- **What the exercise asks**
Reproduce the entries exactly.

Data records
· · · · · · ·

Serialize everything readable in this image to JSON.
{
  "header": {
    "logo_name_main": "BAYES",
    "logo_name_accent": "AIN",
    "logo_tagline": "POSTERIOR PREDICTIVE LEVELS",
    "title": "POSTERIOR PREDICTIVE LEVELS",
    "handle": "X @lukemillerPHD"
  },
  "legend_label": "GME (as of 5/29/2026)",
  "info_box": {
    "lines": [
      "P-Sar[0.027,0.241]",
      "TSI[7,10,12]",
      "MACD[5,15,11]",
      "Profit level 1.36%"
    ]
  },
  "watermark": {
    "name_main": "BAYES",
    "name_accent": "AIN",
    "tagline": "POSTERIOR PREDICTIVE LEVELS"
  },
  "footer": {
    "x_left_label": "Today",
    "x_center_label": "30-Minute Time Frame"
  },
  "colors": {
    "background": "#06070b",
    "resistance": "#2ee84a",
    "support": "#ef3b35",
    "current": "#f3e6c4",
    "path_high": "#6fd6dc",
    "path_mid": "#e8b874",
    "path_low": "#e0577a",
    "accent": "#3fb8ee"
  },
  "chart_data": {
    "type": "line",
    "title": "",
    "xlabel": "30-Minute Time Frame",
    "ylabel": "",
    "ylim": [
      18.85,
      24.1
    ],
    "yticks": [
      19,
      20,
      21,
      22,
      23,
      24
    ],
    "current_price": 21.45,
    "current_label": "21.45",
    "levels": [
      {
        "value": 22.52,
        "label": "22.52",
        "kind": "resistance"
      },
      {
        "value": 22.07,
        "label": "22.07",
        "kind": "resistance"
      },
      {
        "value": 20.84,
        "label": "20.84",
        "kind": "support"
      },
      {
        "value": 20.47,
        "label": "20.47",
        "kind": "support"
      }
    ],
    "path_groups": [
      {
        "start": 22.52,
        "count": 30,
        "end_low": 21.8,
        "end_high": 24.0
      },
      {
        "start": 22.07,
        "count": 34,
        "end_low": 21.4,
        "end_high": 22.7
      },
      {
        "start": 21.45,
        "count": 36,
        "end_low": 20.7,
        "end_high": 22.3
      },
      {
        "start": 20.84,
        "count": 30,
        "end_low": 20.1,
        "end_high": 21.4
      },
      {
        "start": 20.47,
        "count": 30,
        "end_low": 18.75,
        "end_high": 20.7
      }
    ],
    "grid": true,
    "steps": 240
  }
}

· · · · · · ·

- **Written solution**
Serialize everything readable in this image to JSON.
{
  "header": {
    "logo_name_main": "BAYES",
    "logo_name_accent": "AIN",
    "logo_tagline": "POSTERIOR PREDICTIVE LEVELS",
    "title": "POSTERIOR PREDICTIVE LEVELS",
    "handle": "X @lukemillerPHD"
  },
  "legend_label": "GME (as of 5/29/2026)",
  "info_box": {
    "lines": [
      "P-Sar[0.027,0.241]",
      "TSI[7,10,12]",
      "MACD[5,15,11]",
      "Profit level 1.36%"
    ]
  },
  "watermark": {
    "name_main": "BAYES",
    "name_accent": "AIN",
    "tagline": "POSTERIOR PREDICTIVE LEVELS"
  },
  "footer": {
    "x_left_label": "Today",
    "x_center_label": "30-Minute Time Frame"
  },
  "colors": {
    "background": "#06070b",
    "resistance": "#2ee84a",
    "support": "#ef3b35",
    "current": "#f3e6c4",
    "path_high": "#6fd6dc",
    "path_mid": "#e8b874",
    "path_low": "#e0577a",
    "accent": "#3fb8ee"
  },
  "chart_data": {
    "type": "line",
    "title": "",
    "xlabel": "30-Minute Time Frame",
    "ylabel": "",
    "ylim": [
      18.85,
      24.1
    ],
    "yticks": [
      19,
      20,
      21,
      22,
      23,
      24
    ],
    "current_price": 21.45,
    "current_label": "21.45",
    "levels": [
      {
        "value": 22.52,
        "label": "22.52",
        "kind": "resistance"
      },
      {
        "value": 22.07,
        "label": "22.07",
        "kind": "resistance"
      },
      {
        "value": 20.84,
        "label": "20.84",
        "kind": "support"
      },
      {
        "value": 20.47,
        "label": "20.47",
        "kind": "support"
      }
    ],
    "path_groups": [
      {
        "start": 22.52,
        "count": 30,
        "end_low": 21.8,
        "end_high": 24.0
      },
      {
        "start": 22.07,
        "count": 34,
        "end_low": 21.4,
        "end_high": 22.7
      },
      {
        "start": 21.45,
        "count": 36,
        "end_low": 20.7,
        "end_high": 22.3
      },
      {
        "start": 20.84,
        "count": 30,
        "end_low": 20.1,
        "end_high": 21.4
      },
      {
        "start": 20.47,
        "count": 30,
        "end_low": 18.75,
        "end_high": 20.7
      }
    ],
    "grid": true,
    "steps": 240
  }
}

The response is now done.